__SUPPLIED RECORDS__:
● ● ● ●

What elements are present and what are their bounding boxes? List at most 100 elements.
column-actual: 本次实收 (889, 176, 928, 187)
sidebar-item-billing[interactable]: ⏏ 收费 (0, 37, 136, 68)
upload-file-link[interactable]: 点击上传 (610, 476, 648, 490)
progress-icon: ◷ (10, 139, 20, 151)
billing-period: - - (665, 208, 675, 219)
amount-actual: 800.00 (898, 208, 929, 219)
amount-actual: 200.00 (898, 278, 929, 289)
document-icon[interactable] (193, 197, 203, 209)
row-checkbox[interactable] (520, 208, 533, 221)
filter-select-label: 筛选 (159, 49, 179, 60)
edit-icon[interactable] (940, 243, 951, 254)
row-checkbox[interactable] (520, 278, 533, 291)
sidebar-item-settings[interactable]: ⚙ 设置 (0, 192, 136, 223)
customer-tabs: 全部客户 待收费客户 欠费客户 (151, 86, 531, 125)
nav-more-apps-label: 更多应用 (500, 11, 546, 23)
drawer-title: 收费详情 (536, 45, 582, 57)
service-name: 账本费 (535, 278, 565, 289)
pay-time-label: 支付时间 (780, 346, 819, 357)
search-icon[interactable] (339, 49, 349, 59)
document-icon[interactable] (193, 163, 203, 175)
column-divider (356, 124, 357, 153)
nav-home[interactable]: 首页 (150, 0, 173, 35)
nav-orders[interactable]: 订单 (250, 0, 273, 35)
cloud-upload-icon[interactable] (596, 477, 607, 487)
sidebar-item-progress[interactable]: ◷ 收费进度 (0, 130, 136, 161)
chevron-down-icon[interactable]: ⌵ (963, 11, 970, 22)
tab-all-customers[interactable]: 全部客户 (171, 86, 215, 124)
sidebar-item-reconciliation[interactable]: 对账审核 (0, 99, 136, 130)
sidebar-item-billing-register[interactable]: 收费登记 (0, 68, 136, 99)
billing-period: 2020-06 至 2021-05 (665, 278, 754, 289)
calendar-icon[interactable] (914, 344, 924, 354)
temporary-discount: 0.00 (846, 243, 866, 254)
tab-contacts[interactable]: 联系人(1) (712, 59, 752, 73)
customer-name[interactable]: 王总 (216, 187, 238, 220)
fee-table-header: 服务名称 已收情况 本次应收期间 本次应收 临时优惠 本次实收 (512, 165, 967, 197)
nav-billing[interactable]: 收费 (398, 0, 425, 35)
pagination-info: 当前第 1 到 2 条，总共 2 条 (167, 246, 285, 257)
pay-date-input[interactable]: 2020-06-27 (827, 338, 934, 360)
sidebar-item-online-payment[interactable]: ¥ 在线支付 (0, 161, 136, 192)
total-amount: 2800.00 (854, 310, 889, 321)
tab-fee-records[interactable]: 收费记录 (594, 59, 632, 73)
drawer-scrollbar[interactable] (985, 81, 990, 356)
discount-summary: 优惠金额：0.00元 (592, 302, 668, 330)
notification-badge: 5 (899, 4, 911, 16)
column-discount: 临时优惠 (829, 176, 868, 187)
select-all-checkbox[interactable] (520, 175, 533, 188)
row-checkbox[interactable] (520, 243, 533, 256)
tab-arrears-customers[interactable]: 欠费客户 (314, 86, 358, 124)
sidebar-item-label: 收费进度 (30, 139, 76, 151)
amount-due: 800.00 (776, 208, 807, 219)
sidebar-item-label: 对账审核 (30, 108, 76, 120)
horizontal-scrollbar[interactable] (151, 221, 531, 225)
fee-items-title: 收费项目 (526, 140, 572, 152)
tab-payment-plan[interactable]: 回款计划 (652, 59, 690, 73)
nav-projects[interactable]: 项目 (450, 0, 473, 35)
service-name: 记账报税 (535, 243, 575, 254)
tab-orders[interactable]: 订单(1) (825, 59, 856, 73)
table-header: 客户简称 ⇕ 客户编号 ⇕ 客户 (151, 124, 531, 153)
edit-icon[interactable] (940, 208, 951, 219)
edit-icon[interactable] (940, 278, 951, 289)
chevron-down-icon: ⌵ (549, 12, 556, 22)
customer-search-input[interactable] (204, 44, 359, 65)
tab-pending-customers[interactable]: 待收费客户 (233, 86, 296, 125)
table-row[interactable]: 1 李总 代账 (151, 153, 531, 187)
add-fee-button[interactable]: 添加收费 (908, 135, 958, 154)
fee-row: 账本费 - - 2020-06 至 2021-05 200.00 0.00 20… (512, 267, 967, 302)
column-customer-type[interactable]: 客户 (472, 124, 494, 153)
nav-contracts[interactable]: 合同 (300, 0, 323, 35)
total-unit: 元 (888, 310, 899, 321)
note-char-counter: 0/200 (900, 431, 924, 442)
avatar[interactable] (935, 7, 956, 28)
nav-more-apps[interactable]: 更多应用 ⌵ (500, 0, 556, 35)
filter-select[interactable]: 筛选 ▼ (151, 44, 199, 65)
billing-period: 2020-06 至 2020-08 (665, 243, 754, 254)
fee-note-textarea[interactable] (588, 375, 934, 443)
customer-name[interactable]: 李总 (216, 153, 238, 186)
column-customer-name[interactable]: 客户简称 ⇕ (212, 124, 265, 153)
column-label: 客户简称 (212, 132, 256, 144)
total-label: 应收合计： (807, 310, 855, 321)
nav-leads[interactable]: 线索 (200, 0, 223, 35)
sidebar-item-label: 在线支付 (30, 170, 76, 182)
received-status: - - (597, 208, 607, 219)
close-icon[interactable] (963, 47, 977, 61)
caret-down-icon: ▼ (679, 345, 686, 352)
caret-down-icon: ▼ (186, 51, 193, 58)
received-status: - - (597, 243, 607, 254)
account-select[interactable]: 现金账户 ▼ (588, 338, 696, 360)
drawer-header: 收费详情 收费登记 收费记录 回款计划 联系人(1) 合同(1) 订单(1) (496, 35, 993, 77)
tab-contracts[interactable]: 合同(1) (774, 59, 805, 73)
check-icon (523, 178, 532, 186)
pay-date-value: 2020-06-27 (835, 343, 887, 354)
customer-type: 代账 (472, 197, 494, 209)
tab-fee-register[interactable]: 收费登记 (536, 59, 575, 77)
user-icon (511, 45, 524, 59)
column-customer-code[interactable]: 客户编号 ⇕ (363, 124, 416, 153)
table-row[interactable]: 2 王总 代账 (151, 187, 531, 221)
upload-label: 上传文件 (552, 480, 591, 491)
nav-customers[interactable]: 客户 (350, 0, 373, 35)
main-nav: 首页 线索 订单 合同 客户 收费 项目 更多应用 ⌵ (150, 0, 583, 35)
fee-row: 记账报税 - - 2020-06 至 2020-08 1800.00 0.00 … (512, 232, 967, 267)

● ● ● ●

Copy out every one of the lines above word for word, changing nothing.

__SOLUTION FOR THIS EXERCISE__:
What elements are present and what are their bounding boxes? List at most 100 elements.
column-actual: 本次实收 (889, 176, 928, 187)
sidebar-item-billing[interactable]: ⏏ 收费 (0, 37, 136, 68)
upload-file-link[interactable]: 点击上传 (610, 476, 648, 490)
progress-icon: ◷ (10, 139, 20, 151)
billing-period: - - (665, 208, 675, 219)
amount-actual: 800.00 (898, 208, 929, 219)
amount-actual: 200.00 (898, 278, 929, 289)
document-icon[interactable] (193, 197, 203, 209)
row-checkbox[interactable] (520, 208, 533, 221)
filter-select-label: 筛选 (159, 49, 179, 60)
edit-icon[interactable] (940, 243, 951, 254)
row-checkbox[interactable] (520, 278, 533, 291)
sidebar-item-settings[interactable]: ⚙ 设置 (0, 192, 136, 223)
customer-tabs: 全部客户 待收费客户 欠费客户 (151, 86, 531, 125)
nav-more-apps-label: 更多应用 (500, 11, 546, 23)
drawer-title: 收费详情 (536, 45, 582, 57)
service-name: 账本费 (535, 278, 565, 289)
pay-time-label: 支付时间 (780, 346, 819, 357)
search-icon[interactable] (339, 49, 349, 59)
document-icon[interactable] (193, 163, 203, 175)
column-divider (356, 124, 357, 153)
nav-home[interactable]: 首页 (150, 0, 173, 35)
nav-orders[interactable]: 订单 (250, 0, 273, 35)
cloud-upload-icon[interactable] (596, 477, 607, 487)
sidebar-item-progress[interactable]: ◷ 收费进度 (0, 130, 136, 161)
chevron-down-icon[interactable]: ⌵ (963, 11, 970, 22)
tab-all-customers[interactable]: 全部客户 (171, 86, 215, 124)
sidebar-item-reconciliation[interactable]: 对账审核 (0, 99, 136, 130)
sidebar-item-billing-register[interactable]: 收费登记 (0, 68, 136, 99)
billing-period: 2020-06 至 2021-05 (665, 278, 754, 289)
calendar-icon[interactable] (914, 344, 924, 354)
temporary-discount: 0.00 (846, 243, 866, 254)
tab-contacts[interactable]: 联系人(1) (712, 59, 752, 73)
customer-name[interactable]: 王总 (216, 187, 238, 220)
fee-table-header: 服务名称 已收情况 本次应收期间 本次应收 临时优惠 本次实收 (512, 165, 967, 197)
nav-billing[interactable]: 收费 (398, 0, 425, 35)
pagination-info: 当前第 1 到 2 条，总共 2 条 (167, 246, 285, 257)
pay-date-input[interactable]: 2020-06-27 (827, 338, 934, 360)
sidebar-item-online-payment[interactable]: ¥ 在线支付 (0, 161, 136, 192)
total-amount: 2800.00 (854, 310, 889, 321)
tab-fee-records[interactable]: 收费记录 (594, 59, 632, 73)
drawer-scrollbar[interactable] (985, 81, 990, 356)
discount-summary: 优惠金额：0.00元 (592, 302, 668, 330)
notification-badge: 5 (899, 4, 911, 16)
column-discount: 临时优惠 (829, 176, 868, 187)
select-all-checkbox[interactable] (520, 175, 533, 188)
row-checkbox[interactable] (520, 243, 533, 256)
tab-arrears-customers[interactable]: 欠费客户 (314, 86, 358, 124)
sidebar-item-label: 收费进度 (30, 139, 76, 151)
amount-due: 800.00 (776, 208, 807, 219)
sidebar-item-label: 对账审核 (30, 108, 76, 120)
horizontal-scrollbar[interactable] (151, 221, 531, 225)
fee-items-title: 收费项目 (526, 140, 572, 152)
tab-payment-plan[interactable]: 回款计划 (652, 59, 690, 73)
nav-projects[interactable]: 项目 (450, 0, 473, 35)
service-name: 记账报税 (535, 243, 575, 254)
tab-orders[interactable]: 订单(1) (825, 59, 856, 73)
table-header: 客户简称 ⇕ 客户编号 ⇕ 客户 (151, 124, 531, 153)
edit-icon[interactable] (940, 208, 951, 219)
edit-icon[interactable] (940, 278, 951, 289)
chevron-down-icon: ⌵ (549, 12, 556, 22)
customer-search-input[interactable] (204, 44, 359, 65)
tab-pending-customers[interactable]: 待收费客户 (233, 86, 296, 125)
table-row[interactable]: 1 李总 代账 (151, 153, 531, 187)
add-fee-button[interactable]: 添加收费 (908, 135, 958, 154)
fee-row: 账本费 - - 2020-06 至 2021-05 200.00 0.00 20… (512, 267, 967, 302)
column-customer-type[interactable]: 客户 (472, 124, 494, 153)
nav-contracts[interactable]: 合同 (300, 0, 323, 35)
total-unit: 元 (888, 310, 899, 321)
note-char-counter: 0/200 (900, 431, 924, 442)
avatar[interactable] (935, 7, 956, 28)
nav-more-apps[interactable]: 更多应用 ⌵ (500, 0, 556, 35)
filter-select[interactable]: 筛选 ▼ (151, 44, 199, 65)
billing-period: 2020-06 至 2020-08 (665, 243, 754, 254)
fee-note-textarea[interactable] (588, 375, 934, 443)
customer-name[interactable]: 李总 (216, 153, 238, 186)
column-customer-name[interactable]: 客户简称 ⇕ (212, 124, 265, 153)
column-label: 客户简称 (212, 132, 256, 144)
total-label: 应收合计： (807, 310, 855, 321)
nav-leads[interactable]: 线索 (200, 0, 223, 35)
sidebar-item-label: 在线支付 (30, 170, 76, 182)
received-status: - - (597, 208, 607, 219)
close-icon[interactable] (963, 47, 977, 61)
caret-down-icon: ▼ (679, 345, 686, 352)
caret-down-icon: ▼ (186, 51, 193, 58)
received-status: - - (597, 243, 607, 254)
account-select[interactable]: 现金账户 ▼ (588, 338, 696, 360)
drawer-header: 收费详情 收费登记 收费记录 回款计划 联系人(1) 合同(1) 订单(1) (496, 35, 993, 77)
tab-contracts[interactable]: 合同(1) (774, 59, 805, 73)
check-icon (523, 178, 532, 186)
pay-date-value: 2020-06-27 (835, 343, 887, 354)
customer-type: 代账 (472, 197, 494, 209)
tab-fee-register[interactable]: 收费登记 (536, 59, 575, 77)
user-icon (511, 45, 524, 59)
column-customer-code[interactable]: 客户编号 ⇕ (363, 124, 416, 153)
table-row[interactable]: 2 王总 代账 (151, 187, 531, 221)
upload-label: 上传文件 (552, 480, 591, 491)
nav-customers[interactable]: 客户 (350, 0, 373, 35)
main-nav: 首页 线索 订单 合同 客户 收费 项目 更多应用 ⌵ (150, 0, 583, 35)
fee-row: 记账报税 - - 2020-06 至 2020-08 1800.00 0.00 … (512, 232, 967, 267)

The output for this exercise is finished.